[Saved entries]

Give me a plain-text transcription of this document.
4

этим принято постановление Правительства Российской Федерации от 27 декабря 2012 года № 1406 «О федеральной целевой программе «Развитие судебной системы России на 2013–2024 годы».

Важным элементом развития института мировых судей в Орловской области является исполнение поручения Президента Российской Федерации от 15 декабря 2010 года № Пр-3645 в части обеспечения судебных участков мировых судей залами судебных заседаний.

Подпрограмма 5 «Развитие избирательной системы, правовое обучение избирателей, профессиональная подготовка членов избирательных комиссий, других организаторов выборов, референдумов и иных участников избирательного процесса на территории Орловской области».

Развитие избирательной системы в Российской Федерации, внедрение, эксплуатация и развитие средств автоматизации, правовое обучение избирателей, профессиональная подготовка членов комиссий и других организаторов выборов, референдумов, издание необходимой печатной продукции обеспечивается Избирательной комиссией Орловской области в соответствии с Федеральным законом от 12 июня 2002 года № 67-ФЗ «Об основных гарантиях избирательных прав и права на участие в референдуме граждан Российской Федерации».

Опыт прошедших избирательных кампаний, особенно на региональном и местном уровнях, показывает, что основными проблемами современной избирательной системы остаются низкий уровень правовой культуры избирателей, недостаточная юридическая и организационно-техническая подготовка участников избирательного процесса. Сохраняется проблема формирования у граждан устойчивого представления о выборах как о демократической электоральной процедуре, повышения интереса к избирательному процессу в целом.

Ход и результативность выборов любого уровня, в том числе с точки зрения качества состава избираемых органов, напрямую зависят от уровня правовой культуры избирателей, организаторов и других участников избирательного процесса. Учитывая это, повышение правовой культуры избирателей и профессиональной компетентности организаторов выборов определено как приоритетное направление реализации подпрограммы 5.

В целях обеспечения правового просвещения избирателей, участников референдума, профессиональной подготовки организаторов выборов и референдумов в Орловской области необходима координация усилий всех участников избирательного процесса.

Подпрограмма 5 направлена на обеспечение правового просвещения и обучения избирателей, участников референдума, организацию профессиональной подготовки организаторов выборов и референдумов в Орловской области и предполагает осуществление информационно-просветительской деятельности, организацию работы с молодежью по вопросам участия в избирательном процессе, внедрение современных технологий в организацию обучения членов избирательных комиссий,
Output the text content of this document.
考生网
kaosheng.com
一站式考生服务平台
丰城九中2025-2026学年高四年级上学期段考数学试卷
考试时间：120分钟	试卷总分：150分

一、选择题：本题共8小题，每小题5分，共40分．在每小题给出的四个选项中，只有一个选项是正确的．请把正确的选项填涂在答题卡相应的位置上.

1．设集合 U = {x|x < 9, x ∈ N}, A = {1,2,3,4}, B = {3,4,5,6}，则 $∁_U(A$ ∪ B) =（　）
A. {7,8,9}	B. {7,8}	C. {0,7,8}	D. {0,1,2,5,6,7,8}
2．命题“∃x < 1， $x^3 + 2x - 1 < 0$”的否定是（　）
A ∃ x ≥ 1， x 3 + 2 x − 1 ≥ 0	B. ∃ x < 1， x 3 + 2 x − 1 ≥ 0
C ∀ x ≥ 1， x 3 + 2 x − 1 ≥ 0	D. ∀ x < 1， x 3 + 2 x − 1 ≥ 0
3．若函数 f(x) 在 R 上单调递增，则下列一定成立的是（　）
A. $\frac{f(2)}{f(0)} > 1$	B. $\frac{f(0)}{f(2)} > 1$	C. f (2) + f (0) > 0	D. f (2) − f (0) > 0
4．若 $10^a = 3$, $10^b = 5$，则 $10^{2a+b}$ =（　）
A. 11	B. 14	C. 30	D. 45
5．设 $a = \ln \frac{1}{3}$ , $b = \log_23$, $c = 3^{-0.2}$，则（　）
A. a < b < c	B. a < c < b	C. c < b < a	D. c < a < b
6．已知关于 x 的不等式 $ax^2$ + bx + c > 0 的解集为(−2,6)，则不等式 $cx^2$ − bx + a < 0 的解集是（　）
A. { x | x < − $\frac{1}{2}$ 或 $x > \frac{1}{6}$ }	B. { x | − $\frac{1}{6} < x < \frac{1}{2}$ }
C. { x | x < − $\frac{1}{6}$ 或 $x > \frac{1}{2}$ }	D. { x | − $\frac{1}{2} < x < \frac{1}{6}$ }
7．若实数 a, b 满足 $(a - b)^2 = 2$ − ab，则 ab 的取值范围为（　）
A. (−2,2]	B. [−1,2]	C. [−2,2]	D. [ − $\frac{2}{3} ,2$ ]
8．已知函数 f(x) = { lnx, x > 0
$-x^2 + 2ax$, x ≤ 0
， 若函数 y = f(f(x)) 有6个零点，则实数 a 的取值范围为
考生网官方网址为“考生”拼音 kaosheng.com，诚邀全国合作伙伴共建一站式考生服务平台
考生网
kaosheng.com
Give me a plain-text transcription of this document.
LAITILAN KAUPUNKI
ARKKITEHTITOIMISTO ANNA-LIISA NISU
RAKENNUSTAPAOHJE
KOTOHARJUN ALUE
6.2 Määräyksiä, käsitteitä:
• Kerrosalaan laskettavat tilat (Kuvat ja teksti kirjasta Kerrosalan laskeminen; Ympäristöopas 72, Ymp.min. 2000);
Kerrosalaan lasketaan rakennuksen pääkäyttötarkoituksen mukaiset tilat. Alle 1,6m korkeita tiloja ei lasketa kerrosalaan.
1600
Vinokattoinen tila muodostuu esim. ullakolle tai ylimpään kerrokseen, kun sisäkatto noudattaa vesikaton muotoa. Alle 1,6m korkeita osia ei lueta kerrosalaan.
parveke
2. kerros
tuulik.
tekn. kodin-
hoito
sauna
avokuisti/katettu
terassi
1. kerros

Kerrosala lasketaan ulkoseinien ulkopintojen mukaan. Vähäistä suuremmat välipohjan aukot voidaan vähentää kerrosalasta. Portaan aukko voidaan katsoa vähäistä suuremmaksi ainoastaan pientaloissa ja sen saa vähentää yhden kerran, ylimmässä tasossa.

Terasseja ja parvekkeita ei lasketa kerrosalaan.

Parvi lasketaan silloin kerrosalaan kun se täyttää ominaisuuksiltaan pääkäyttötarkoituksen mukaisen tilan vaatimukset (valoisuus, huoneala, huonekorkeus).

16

**EXERCISE**:
Print all of the entries exactly as they are written.

**THE COMPLETED TASK**:
Give me a plain-text transcription of this document.
4

этим принято постановление Правительства Российской Федерации от 27 декабря 2012 года № 1406 «О федеральной целевой программе «Развитие судебной системы России на 2013–2024 годы».

Важным элементом развития института мировых судей в Орловской области является исполнение поручения Президента Российской Федерации от 15 декабря 2010 года № Пр-3645 в части обеспечения судебных участков мировых судей залами судебных заседаний.

Подпрограмма 5 «Развитие избирательной системы, правовое обучение избирателей, профессиональная подготовка членов избирательных комиссий, других организаторов выборов, референдумов и иных участников избирательного процесса на территории Орловской области».

Развитие избирательной системы в Российской Федерации, внедрение, эксплуатация и развитие средств автоматизации, правовое обучение избирателей, профессиональная подготовка членов комиссий и других организаторов выборов, референдумов, издание необходимой печатной продукции обеспечивается Избирательной комиссией Орловской области в соответствии с Федеральным законом от 12 июня 2002 года № 67-ФЗ «Об основных гарантиях избирательных прав и права на участие в референдуме граждан Российской Федерации».

Опыт прошедших избирательных кампаний, особенно на региональном и местном уровнях, показывает, что основными проблемами современной избирательной системы остаются низкий уровень правовой культуры избирателей, недостаточная юридическая и организационно-техническая подготовка участников избирательного процесса. Сохраняется проблема формирования у граждан устойчивого представления о выборах как о демократической электоральной процедуре, повышения интереса к избирательному процессу в целом.

Ход и результативность выборов любого уровня, в том числе с точки зрения качества состава избираемых органов, напрямую зависят от уровня правовой культуры избирателей, организаторов и других участников избирательного процесса. Учитывая это, повышение правовой культуры избирателей и профессиональной компетентности организаторов выборов определено как приоритетное направление реализации подпрограммы 5.

В целях обеспечения правового просвещения избирателей, участников референдума, профессиональной подготовки организаторов выборов и референдумов в Орловской области необходима координация усилий всех участников избирательного процесса.

Подпрограмма 5 направлена на обеспечение правового просвещения и обучения избирателей, участников референдума, организацию профессиональной подготовки организаторов выборов и референдумов в Орловской области и предполагает осуществление информационно-просветительской деятельности, организацию работы с молодежью по вопросам участия в избирательном процессе, внедрение современных технологий в организацию обучения членов избирательных комиссий,
Output the text content of this document.
考生网
kaosheng.com
一站式考生服务平台
丰城九中2025-2026学年高四年级上学期段考数学试卷
考试时间：120分钟	试卷总分：150分

一、选择题：本题共8小题，每小题5分，共40分．在每小题给出的四个选项中，只有一个选项是正确的．请把正确的选项填涂在答题卡相应的位置上.

1．设集合 U = {x|x < 9, x ∈ N}, A = {1,2,3,4}, B = {3,4,5,6}，则 $∁_U(A$ ∪ B) =（　）
A. {7,8,9}	B. {7,8}	C. {0,7,8}	D. {0,1,2,5,6,7,8}
2．命题“∃x < 1， $x^3 + 2x - 1 < 0$”的否定是（　）
A ∃ x ≥ 1， x 3 + 2 x − 1 ≥ 0	B. ∃ x < 1， x 3 + 2 x − 1 ≥ 0
C ∀ x ≥ 1， x 3 + 2 x − 1 ≥ 0	D. ∀ x < 1， x 3 + 2 x − 1 ≥ 0
3．若函数 f(x) 在 R 上单调递增，则下列一定成立的是（　）
A. $\frac{f(2)}{f(0)} > 1$	B. $\frac{f(0)}{f(2)} > 1$	C. f (2) + f (0) > 0	D. f (2) − f (0) > 0
4．若 $10^a = 3$, $10^b = 5$，则 $10^{2a+b}$ =（　）
A. 11	B. 14	C. 30	D. 45
5．设 $a = \ln \frac{1}{3}$ , $b = \log_23$, $c = 3^{-0.2}$，则（　）
A. a < b < c	B. a < c < b	C. c < b < a	D. c < a < b
6．已知关于 x 的不等式 $ax^2$ + bx + c > 0 的解集为(−2,6)，则不等式 $cx^2$ − bx + a < 0 的解集是（　）
A. { x | x < − $\frac{1}{2}$ 或 $x > \frac{1}{6}$ }	B. { x | − $\frac{1}{6} < x < \frac{1}{2}$ }
C. { x | x < − $\frac{1}{6}$ 或 $x > \frac{1}{2}$ }	D. { x | − $\frac{1}{2} < x < \frac{1}{6}$ }
7．若实数 a, b 满足 $(a - b)^2 = 2$ − ab，则 ab 的取值范围为（　）
A. (−2,2]	B. [−1,2]	C. [−2,2]	D. [ − $\frac{2}{3} ,2$ ]
8．已知函数 f(x) = { lnx, x > 0
$-x^2 + 2ax$, x ≤ 0
， 若函数 y = f(f(x)) 有6个零点，则实数 a 的取值范围为
考生网官方网址为“考生”拼音 kaosheng.com，诚邀全国合作伙伴共建一站式考生服务平台
考生网
kaosheng.com
Give me a plain-text transcription of this document.
LAITILAN KAUPUNKI
ARKKITEHTITOIMISTO ANNA-LIISA NISU
RAKENNUSTAPAOHJE
KOTOHARJUN ALUE
6.2 Määräyksiä, käsitteitä:
• Kerrosalaan laskettavat tilat (Kuvat ja teksti kirjasta Kerrosalan laskeminen; Ympäristöopas 72, Ymp.min. 2000);
Kerrosalaan lasketaan rakennuksen pääkäyttötarkoituksen mukaiset tilat. Alle 1,6m korkeita tiloja ei lasketa kerrosalaan.
1600
Vinokattoinen tila muodostuu esim. ullakolle tai ylimpään kerrokseen, kun sisäkatto noudattaa vesikaton muotoa. Alle 1,6m korkeita osia ei lueta kerrosalaan.
parveke
2. kerros
tuulik.
tekn. kodin-
hoito
sauna
avokuisti/katettu
terassi
1. kerros

Kerrosala lasketaan ulkoseinien ulkopintojen mukaan. Vähäistä suuremmat välipohjan aukot voidaan vähentää kerrosalasta. Portaan aukko voidaan katsoa vähäistä suuremmaksi ainoastaan pientaloissa ja sen saa vähentää yhden kerran, ylimmässä tasossa.

Terasseja ja parvekkeita ei lasketa kerrosalaan.

Parvi lasketaan silloin kerrosalaan kun se täyttää ominaisuuksiltaan pääkäyttötarkoituksen mukaisen tilan vaatimukset (valoisuus, huoneala, huonekorkeus).

16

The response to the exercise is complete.